[Task requirements]
State how many lines hold the word "races", with no other words.

[Extracted material]
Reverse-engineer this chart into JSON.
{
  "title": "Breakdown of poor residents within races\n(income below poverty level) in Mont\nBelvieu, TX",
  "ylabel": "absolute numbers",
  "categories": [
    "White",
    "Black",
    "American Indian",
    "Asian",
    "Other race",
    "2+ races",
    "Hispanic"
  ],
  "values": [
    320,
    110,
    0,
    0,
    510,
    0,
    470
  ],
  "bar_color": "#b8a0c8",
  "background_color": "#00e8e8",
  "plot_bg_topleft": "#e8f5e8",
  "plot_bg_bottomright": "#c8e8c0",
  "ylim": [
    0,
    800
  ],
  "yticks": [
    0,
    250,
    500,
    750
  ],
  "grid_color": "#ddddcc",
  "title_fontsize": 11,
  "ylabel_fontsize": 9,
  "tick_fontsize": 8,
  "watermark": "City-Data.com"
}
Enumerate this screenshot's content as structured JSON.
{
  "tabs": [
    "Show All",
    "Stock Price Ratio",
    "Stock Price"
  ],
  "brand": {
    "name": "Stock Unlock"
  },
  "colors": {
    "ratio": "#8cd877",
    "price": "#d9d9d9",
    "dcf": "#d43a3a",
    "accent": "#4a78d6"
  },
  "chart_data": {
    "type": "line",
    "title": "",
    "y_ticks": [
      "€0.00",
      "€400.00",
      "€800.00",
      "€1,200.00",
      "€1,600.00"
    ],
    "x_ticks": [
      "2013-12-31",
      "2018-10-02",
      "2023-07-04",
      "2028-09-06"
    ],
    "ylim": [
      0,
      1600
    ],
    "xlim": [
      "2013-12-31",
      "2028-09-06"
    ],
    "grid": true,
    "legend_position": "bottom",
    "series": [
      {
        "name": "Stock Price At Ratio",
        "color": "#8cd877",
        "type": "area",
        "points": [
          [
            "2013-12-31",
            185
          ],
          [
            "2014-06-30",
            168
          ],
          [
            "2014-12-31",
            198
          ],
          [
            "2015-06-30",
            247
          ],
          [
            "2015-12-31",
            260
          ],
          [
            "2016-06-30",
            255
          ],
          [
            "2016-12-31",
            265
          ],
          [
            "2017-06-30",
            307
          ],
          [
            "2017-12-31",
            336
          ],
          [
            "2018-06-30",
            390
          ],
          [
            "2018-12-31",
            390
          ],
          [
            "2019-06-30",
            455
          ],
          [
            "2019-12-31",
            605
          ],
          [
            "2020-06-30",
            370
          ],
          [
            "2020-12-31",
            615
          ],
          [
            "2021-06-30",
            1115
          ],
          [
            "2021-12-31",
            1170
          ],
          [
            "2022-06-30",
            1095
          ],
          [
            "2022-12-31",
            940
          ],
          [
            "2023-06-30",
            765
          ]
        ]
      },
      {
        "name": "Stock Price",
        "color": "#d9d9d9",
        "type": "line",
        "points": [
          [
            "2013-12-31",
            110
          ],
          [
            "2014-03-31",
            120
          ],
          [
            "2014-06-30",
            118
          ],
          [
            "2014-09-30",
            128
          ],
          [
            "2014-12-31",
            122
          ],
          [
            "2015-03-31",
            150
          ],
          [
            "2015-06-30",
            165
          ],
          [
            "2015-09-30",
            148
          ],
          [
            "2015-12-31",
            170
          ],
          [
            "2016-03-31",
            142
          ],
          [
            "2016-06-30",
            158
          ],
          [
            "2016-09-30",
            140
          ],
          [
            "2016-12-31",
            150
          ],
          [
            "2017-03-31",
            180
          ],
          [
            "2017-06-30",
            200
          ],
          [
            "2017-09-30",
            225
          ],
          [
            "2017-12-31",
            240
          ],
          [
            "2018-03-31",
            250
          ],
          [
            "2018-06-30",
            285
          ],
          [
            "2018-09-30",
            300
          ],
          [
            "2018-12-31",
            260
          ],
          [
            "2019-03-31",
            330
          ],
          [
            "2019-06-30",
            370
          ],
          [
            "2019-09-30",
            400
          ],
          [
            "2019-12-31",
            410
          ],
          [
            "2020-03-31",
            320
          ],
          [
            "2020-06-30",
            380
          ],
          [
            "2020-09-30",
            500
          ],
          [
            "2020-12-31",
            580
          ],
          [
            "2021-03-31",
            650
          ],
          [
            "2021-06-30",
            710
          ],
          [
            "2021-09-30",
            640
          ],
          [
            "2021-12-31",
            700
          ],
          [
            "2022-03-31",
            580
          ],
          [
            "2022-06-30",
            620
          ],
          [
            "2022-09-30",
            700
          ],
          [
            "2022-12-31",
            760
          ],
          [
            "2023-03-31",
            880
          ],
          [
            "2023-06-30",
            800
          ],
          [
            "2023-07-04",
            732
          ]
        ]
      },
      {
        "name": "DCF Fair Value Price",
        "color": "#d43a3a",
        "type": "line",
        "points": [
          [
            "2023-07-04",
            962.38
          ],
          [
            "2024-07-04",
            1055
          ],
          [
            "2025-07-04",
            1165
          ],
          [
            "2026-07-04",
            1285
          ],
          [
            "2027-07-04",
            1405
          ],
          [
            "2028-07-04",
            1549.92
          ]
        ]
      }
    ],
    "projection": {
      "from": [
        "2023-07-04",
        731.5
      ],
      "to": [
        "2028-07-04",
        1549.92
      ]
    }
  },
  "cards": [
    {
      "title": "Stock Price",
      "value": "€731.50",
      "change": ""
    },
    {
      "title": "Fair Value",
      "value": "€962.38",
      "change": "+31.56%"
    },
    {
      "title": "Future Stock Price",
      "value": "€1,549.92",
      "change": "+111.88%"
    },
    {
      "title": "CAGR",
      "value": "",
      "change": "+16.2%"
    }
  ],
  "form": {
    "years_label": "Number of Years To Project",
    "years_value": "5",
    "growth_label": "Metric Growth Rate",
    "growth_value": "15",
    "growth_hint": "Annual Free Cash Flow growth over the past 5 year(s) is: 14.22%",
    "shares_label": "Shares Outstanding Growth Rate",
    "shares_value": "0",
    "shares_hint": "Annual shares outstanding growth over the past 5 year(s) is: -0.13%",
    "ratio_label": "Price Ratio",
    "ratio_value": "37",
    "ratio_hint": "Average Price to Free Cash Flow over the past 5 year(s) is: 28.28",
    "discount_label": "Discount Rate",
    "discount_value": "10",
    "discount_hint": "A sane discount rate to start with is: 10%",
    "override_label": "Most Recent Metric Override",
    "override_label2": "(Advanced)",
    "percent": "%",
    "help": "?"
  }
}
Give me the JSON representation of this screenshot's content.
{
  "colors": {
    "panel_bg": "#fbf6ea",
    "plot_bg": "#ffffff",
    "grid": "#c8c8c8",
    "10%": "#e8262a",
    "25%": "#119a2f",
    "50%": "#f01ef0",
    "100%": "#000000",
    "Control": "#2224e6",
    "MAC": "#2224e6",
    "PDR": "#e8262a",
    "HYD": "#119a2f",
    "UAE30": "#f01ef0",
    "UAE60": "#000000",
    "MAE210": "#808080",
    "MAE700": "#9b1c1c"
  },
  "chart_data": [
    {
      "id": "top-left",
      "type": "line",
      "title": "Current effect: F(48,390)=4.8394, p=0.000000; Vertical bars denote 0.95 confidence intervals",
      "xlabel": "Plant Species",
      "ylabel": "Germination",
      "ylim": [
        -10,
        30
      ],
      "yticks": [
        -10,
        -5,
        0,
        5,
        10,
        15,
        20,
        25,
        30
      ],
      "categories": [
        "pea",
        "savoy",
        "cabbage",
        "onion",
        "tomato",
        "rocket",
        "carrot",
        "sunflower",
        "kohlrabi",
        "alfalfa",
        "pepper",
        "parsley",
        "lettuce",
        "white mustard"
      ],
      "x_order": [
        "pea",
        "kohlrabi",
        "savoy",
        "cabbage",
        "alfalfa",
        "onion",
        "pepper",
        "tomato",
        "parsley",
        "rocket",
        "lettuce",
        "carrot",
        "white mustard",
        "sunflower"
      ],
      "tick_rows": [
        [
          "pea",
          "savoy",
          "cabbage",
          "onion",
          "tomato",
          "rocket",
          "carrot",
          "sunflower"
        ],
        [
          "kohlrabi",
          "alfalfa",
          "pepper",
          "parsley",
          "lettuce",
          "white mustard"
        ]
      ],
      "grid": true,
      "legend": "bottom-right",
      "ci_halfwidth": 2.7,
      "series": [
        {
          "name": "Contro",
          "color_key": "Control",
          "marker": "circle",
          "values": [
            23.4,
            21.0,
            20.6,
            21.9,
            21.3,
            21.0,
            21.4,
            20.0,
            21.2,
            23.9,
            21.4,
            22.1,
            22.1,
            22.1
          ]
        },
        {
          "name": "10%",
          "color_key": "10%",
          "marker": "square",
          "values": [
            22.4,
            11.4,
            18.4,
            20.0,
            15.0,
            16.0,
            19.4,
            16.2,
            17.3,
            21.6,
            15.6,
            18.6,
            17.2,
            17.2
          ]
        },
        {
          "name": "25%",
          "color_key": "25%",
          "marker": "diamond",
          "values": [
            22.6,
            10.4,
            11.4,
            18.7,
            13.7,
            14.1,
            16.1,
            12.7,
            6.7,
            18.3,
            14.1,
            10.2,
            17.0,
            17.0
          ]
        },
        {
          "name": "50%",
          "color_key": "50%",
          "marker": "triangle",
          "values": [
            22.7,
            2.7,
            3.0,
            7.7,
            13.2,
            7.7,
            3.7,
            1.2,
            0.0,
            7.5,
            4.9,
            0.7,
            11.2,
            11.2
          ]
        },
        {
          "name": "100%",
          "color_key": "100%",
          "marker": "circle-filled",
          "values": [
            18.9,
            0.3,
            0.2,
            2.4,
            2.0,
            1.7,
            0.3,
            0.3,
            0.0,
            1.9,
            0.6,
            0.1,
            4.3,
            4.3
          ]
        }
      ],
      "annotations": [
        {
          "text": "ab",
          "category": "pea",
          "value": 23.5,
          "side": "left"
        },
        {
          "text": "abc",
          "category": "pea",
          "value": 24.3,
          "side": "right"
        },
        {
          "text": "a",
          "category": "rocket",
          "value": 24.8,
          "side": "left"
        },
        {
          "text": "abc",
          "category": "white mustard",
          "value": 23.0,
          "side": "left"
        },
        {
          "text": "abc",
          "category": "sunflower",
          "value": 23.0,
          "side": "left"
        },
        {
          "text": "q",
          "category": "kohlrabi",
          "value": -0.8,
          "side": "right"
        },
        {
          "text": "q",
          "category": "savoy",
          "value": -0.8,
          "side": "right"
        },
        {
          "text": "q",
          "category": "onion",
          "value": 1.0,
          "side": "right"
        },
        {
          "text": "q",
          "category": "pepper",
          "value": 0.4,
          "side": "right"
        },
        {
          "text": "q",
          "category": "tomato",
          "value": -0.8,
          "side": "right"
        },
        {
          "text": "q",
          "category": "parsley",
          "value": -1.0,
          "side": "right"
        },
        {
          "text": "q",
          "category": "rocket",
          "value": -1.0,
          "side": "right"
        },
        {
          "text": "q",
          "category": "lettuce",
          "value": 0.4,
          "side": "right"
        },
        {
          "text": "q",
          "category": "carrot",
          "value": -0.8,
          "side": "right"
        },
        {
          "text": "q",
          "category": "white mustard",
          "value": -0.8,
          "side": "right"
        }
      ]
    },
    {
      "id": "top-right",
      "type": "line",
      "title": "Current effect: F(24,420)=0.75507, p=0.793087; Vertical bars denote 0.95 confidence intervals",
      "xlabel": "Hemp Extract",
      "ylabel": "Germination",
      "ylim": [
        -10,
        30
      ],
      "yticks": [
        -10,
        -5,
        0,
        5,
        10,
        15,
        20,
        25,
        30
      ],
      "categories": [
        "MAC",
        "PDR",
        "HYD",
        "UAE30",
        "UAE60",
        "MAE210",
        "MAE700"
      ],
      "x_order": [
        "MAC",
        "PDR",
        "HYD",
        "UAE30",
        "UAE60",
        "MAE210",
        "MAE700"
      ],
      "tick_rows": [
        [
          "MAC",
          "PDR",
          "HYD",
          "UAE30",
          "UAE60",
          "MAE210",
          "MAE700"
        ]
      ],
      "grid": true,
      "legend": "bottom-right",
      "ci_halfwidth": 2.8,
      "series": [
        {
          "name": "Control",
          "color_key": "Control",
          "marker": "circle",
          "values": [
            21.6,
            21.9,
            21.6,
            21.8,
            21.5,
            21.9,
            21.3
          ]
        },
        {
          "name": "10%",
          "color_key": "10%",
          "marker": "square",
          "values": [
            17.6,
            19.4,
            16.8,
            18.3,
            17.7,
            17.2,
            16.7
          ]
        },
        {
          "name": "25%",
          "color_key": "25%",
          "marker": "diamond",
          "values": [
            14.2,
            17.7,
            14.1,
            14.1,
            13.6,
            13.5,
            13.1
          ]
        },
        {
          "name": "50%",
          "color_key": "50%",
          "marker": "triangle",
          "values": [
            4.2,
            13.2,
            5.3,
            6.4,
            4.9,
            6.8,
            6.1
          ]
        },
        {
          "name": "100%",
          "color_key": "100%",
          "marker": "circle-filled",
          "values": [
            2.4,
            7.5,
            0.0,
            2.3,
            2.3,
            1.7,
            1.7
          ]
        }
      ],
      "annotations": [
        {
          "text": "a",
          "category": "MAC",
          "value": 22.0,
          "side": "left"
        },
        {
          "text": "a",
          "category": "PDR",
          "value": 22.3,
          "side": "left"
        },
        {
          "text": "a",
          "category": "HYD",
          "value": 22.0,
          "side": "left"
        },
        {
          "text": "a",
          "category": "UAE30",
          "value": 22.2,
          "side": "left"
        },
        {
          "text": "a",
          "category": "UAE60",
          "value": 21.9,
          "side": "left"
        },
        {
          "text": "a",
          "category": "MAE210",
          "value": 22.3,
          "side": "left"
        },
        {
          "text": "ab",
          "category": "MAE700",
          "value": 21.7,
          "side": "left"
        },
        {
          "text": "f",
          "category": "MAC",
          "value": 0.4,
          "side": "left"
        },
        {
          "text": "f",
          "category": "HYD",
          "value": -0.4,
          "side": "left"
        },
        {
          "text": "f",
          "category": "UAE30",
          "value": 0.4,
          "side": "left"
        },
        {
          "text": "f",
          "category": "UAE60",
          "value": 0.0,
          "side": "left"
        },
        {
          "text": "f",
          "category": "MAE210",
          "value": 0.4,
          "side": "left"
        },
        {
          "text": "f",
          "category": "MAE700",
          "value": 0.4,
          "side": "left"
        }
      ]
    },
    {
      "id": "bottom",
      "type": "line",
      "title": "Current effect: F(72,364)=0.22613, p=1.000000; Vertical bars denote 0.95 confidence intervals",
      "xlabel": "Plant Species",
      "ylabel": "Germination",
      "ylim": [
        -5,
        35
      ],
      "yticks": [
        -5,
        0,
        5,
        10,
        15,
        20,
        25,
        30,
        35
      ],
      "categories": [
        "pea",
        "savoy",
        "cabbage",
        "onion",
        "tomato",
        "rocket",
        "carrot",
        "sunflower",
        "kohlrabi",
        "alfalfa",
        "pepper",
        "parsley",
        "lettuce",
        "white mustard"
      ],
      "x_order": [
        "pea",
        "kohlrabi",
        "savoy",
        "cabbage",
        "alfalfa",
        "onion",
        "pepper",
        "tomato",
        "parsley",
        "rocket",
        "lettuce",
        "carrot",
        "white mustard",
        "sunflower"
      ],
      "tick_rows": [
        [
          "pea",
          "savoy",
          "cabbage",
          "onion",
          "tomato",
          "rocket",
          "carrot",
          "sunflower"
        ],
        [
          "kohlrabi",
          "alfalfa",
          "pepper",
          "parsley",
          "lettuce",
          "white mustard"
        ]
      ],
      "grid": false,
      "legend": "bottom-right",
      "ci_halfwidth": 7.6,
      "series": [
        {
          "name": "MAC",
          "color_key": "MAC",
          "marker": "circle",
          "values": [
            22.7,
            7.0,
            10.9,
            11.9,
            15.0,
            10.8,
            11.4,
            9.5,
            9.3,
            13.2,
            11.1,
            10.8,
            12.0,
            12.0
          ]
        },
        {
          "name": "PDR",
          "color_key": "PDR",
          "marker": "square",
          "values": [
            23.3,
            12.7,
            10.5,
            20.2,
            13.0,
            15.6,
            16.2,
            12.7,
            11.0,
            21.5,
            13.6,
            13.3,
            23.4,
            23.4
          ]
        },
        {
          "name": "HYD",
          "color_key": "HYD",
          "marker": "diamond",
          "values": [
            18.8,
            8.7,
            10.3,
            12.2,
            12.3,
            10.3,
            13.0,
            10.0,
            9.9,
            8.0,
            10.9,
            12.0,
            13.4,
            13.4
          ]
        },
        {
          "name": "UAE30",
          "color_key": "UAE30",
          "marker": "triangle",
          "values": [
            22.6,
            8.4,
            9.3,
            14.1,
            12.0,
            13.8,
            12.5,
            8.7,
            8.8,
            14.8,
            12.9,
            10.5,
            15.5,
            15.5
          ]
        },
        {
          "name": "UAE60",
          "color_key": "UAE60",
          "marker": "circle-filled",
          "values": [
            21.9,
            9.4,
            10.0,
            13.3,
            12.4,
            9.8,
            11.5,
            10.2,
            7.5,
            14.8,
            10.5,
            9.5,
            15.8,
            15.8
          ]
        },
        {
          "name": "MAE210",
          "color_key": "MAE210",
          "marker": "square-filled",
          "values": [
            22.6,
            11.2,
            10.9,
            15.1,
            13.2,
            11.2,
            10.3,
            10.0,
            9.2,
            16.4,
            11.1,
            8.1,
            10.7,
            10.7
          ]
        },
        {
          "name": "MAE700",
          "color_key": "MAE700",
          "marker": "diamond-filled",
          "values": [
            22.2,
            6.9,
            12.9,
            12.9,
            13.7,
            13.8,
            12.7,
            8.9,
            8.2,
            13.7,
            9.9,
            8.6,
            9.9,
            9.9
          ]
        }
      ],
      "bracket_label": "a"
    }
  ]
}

[Task answer]
2